Pull each line holding "Case" out of the entries below.

> **Data extracted from a collection**
※ ※ ※
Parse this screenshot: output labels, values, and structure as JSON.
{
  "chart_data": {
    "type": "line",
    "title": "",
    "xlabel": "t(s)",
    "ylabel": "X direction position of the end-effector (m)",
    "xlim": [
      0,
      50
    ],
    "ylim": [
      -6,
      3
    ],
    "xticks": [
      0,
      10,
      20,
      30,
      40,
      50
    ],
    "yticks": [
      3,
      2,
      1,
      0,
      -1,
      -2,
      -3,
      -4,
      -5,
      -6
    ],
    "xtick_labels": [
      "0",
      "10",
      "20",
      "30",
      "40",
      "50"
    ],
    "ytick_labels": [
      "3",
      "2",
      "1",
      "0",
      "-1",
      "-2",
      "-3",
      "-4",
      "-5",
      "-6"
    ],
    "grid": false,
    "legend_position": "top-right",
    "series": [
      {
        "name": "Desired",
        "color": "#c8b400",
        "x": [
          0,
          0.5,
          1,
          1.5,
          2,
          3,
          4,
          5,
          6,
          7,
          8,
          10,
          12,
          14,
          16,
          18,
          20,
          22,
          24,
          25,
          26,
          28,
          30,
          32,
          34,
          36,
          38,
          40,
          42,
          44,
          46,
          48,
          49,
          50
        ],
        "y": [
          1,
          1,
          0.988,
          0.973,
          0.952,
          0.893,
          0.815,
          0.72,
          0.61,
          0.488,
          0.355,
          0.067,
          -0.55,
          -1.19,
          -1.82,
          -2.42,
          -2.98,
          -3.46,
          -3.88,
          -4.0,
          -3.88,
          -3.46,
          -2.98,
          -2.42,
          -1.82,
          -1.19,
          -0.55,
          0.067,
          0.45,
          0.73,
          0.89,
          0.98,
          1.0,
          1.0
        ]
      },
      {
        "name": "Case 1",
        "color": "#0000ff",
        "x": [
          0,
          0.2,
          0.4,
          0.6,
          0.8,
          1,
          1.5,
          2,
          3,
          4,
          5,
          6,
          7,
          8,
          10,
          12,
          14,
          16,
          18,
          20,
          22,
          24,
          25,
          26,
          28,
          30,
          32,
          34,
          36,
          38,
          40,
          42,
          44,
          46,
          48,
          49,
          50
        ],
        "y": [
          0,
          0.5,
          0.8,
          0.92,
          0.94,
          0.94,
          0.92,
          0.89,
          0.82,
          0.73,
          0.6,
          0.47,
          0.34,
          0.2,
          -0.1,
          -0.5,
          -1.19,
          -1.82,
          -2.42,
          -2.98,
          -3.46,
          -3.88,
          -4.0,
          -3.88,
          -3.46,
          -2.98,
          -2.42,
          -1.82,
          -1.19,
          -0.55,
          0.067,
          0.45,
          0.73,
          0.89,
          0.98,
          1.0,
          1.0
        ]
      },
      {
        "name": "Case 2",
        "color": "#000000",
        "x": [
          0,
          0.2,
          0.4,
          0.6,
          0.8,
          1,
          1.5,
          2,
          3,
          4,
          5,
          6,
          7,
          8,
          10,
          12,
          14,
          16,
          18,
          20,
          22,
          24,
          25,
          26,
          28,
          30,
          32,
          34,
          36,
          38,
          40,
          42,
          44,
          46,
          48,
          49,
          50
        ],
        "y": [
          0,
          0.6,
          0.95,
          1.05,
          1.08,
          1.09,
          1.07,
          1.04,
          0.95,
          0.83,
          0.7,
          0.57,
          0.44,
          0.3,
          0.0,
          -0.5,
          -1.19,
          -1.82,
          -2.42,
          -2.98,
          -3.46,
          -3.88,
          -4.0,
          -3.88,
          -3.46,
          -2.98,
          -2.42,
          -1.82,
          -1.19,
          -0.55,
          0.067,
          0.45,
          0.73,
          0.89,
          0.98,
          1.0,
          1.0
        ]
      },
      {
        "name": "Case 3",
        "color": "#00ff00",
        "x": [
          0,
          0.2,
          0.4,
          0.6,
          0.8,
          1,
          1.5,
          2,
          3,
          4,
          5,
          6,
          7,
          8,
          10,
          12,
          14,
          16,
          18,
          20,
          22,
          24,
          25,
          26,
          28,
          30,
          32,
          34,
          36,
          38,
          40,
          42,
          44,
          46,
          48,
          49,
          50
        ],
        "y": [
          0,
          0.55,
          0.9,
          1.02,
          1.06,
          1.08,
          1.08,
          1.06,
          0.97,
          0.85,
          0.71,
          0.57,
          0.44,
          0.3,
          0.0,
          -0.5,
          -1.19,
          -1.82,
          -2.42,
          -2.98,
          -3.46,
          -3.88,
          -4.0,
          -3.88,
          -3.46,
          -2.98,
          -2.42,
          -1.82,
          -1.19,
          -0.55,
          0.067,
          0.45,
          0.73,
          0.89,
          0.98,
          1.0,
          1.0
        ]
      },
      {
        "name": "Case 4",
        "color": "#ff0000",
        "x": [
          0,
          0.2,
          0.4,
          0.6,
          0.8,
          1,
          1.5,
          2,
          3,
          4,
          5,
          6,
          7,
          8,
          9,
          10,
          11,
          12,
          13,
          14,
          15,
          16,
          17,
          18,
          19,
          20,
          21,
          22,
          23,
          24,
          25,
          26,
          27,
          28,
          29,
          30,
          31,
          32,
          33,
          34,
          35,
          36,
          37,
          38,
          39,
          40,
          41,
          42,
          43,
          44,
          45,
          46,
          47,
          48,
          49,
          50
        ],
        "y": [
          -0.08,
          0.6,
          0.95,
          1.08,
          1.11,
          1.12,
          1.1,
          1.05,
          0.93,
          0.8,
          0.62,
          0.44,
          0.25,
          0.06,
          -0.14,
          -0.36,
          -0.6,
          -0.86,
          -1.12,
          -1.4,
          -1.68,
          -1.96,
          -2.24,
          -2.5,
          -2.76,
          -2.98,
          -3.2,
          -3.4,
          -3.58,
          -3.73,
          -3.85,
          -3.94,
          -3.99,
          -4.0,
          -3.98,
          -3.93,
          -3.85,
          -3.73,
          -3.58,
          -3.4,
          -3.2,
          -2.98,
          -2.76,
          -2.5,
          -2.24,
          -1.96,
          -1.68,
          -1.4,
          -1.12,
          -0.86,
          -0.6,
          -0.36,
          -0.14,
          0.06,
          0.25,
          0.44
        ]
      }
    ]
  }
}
※ ※ ※
> **Exercise answer**
        "name": "Case 1",
        "name": "Case 2",
        "name": "Case 3",
        "name": "Case 4",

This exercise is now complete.